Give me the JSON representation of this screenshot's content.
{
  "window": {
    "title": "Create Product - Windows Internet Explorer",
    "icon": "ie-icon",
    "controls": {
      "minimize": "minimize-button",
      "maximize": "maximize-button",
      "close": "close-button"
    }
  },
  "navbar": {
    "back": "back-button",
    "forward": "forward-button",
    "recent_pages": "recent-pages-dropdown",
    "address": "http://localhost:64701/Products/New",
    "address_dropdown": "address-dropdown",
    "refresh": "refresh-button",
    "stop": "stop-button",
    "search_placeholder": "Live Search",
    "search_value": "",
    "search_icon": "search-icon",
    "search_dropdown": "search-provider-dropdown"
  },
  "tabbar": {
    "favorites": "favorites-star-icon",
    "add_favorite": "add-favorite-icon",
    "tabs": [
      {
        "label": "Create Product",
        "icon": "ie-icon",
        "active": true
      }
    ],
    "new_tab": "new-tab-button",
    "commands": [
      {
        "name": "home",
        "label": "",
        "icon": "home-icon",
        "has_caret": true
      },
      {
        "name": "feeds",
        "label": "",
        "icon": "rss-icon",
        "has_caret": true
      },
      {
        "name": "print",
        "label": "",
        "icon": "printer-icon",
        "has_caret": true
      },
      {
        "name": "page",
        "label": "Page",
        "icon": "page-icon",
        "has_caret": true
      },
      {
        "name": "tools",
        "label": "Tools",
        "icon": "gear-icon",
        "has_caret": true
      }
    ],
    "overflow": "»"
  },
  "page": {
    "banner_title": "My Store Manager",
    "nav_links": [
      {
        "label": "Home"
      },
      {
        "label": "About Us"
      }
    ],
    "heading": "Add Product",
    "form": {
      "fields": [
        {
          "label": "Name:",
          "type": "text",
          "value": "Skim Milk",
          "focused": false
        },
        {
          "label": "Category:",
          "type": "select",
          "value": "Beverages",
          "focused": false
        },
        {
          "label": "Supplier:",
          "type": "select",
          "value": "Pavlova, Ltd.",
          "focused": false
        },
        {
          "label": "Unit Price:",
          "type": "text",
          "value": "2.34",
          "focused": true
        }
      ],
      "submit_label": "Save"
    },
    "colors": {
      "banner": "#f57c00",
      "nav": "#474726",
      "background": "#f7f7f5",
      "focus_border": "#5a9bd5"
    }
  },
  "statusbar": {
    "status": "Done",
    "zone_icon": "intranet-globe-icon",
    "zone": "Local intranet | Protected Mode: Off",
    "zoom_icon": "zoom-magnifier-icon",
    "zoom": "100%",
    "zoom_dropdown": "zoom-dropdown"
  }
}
###
Reproduce each entry exactly, leaving out nothing.

Give me the JSON representation of this screenshot's content.
{
  "window": {
    "title": "Create Product - Windows Internet Explorer",
    "icon": "ie-icon",
    "controls": {
      "minimize": "minimize-button",
      "maximize": "maximize-button",
      "close": "close-button"
    }
  },
  "navbar": {
    "back": "back-button",
    "forward": "forward-button",
    "recent_pages": "recent-pages-dropdown",
    "address": "http://localhost:64701/Products/New",
    "address_dropdown": "address-dropdown",
    "refresh": "refresh-button",
    "stop": "stop-button",
    "search_placeholder": "Live Search",
    "search_value": "",
    "search_icon": "search-icon",
    "search_dropdown": "search-provider-dropdown"
  },
  "tabbar": {
    "favorites": "favorites-star-icon",
    "add_favorite": "add-favorite-icon",
    "tabs": [
      {
        "label": "Create Product",
        "icon": "ie-icon",
        "active": true
      }
    ],
    "new_tab": "new-tab-button",
    "commands": [
      {
        "name": "home",
        "label": "",
        "icon": "home-icon",
        "has_caret": true
      },
      {
        "name": "feeds",
        "label": "",
        "icon": "rss-icon",
        "has_caret": true
      },
      {
        "name": "print",
        "label": "",
        "icon": "printer-icon",
        "has_caret": true
      },
      {
        "name": "page",
        "label": "Page",
        "icon": "page-icon",
        "has_caret": true
      },
      {
        "name": "tools",
        "label": "Tools",
        "icon": "gear-icon",
        "has_caret": true
      }
    ],
    "overflow": "»"
  },
  "page": {
    "banner_title": "My Store Manager",
    "nav_links": [
      {
        "label": "Home"
      },
      {
        "label": "About Us"
      }
    ],
    "heading": "Add Product",
    "form": {
      "fields": [
        {
          "label": "Name:",
          "type": "text",
          "value": "Skim Milk",
          "focused": false
        },
        {
          "label": "Category:",
          "type": "select",
          "value": "Beverages",
          "focused": false
        },
        {
          "label": "Supplier:",
          "type": "select",
          "value": "Pavlova, Ltd.",
          "focused": false
        },
        {
          "label": "Unit Price:",
          "type": "text",
          "value": "2.34",
          "focused": true
        }
      ],
      "submit_label": "Save"
    },
    "colors": {
      "banner": "#f57c00",
      "nav": "#474726",
      "background": "#f7f7f5",
      "focus_border": "#5a9bd5"
    }
  },
  "statusbar": {
    "status": "Done",
    "zone_icon": "intranet-globe-icon",
    "zone": "Local intranet | Protected Mode: Off",
    "zoom_icon": "zoom-magnifier-icon",
    "zoom": "100%",
    "zoom_dropdown": "zoom-dropdown"
  }
}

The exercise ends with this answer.